== Exercise requirements ==
The complete listing should be restated exactly.
++++ Records supplied
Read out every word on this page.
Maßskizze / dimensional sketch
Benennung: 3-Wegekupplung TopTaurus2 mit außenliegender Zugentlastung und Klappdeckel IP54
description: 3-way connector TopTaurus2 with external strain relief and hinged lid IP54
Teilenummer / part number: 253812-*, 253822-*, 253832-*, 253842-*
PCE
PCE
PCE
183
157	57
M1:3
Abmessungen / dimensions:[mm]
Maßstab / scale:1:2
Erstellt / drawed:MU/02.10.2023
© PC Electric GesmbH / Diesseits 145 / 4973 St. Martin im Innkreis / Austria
++++++++
== Result of the exercise ==
Read out every word on this page.
Maßskizze / dimensional sketch
Benennung: 3-Wegekupplung TopTaurus2 mit außenliegender Zugentlastung und Klappdeckel IP54
description: 3-way connector TopTaurus2 with external strain relief and hinged lid IP54
Teilenummer / part number: 253812-*, 253822-*, 253832-*, 253842-*
PCE
PCE
PCE
183
157	57
M1:3
Abmessungen / dimensions:[mm]
Maßstab / scale:1:2
Erstellt / drawed:MU/02.10.2023
© PC Electric GesmbH / Diesseits 145 / 4973 St. Martin im Innkreis / Austria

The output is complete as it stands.